━━━ Available data

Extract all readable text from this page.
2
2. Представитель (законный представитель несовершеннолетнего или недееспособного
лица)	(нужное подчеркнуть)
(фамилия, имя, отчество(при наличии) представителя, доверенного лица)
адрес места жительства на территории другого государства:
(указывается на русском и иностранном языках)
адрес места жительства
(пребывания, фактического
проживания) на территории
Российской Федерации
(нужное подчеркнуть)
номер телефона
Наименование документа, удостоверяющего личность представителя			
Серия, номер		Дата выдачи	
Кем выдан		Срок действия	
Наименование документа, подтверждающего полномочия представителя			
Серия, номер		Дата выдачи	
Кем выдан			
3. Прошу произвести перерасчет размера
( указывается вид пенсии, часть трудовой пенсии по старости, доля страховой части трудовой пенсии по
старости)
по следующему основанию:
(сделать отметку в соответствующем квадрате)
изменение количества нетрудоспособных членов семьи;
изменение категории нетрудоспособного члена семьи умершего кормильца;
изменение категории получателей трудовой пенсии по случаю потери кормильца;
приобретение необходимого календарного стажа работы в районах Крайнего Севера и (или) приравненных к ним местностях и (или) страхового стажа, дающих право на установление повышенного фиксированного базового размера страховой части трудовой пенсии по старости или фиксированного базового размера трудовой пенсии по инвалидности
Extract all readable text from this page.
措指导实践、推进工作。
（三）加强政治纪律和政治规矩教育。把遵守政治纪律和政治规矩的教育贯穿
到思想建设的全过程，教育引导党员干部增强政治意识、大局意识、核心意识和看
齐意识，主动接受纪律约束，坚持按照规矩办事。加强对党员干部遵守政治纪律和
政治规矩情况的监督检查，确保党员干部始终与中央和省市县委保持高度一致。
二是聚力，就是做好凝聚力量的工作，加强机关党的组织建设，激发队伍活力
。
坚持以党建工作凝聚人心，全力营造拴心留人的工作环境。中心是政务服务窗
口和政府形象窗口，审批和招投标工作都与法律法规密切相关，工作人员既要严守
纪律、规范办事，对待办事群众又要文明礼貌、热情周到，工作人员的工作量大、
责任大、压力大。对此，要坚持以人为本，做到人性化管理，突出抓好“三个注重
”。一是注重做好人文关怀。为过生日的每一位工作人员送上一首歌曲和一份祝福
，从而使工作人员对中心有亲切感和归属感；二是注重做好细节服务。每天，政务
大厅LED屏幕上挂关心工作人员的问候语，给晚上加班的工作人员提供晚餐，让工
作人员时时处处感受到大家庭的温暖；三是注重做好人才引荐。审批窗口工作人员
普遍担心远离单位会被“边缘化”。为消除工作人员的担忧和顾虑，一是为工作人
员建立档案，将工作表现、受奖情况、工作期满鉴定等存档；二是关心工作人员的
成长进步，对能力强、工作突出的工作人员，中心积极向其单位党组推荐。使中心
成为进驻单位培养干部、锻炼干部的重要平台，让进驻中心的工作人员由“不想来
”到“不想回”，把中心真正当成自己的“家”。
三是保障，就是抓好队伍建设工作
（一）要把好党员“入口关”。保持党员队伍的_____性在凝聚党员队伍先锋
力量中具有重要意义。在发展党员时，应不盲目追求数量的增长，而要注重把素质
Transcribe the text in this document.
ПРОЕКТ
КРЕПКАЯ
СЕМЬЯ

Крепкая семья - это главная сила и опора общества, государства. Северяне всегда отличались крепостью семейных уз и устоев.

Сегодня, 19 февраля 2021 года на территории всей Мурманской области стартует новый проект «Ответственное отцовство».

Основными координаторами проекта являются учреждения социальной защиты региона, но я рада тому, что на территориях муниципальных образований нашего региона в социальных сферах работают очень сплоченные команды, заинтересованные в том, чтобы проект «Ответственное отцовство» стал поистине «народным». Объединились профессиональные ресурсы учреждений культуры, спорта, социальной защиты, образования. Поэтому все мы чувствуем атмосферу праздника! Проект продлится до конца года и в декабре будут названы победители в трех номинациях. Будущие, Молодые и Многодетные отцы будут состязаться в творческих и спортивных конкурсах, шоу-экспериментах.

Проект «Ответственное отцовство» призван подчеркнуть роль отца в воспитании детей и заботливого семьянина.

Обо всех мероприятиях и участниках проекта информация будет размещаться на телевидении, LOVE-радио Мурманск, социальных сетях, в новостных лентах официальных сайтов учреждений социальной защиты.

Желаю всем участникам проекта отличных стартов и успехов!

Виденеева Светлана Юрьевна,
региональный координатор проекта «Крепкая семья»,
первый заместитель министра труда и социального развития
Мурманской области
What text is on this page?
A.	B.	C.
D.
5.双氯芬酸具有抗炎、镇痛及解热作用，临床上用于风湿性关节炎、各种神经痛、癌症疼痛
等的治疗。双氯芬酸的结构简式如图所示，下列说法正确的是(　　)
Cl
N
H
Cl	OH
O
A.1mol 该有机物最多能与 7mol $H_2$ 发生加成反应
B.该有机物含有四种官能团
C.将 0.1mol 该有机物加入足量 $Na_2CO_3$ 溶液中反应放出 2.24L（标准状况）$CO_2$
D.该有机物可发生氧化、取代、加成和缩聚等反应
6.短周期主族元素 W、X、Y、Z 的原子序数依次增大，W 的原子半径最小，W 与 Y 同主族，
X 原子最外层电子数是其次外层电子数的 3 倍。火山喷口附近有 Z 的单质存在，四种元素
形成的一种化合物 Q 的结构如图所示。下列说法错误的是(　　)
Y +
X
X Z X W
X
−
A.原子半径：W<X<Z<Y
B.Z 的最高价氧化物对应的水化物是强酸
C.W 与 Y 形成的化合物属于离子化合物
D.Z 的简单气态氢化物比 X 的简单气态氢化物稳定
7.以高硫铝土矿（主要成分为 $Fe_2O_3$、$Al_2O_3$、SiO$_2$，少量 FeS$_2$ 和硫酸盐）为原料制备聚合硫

━━━━━━

Task to carry out
State how many lines above include the word "страховой", and nothing more.

Output for this exercise
2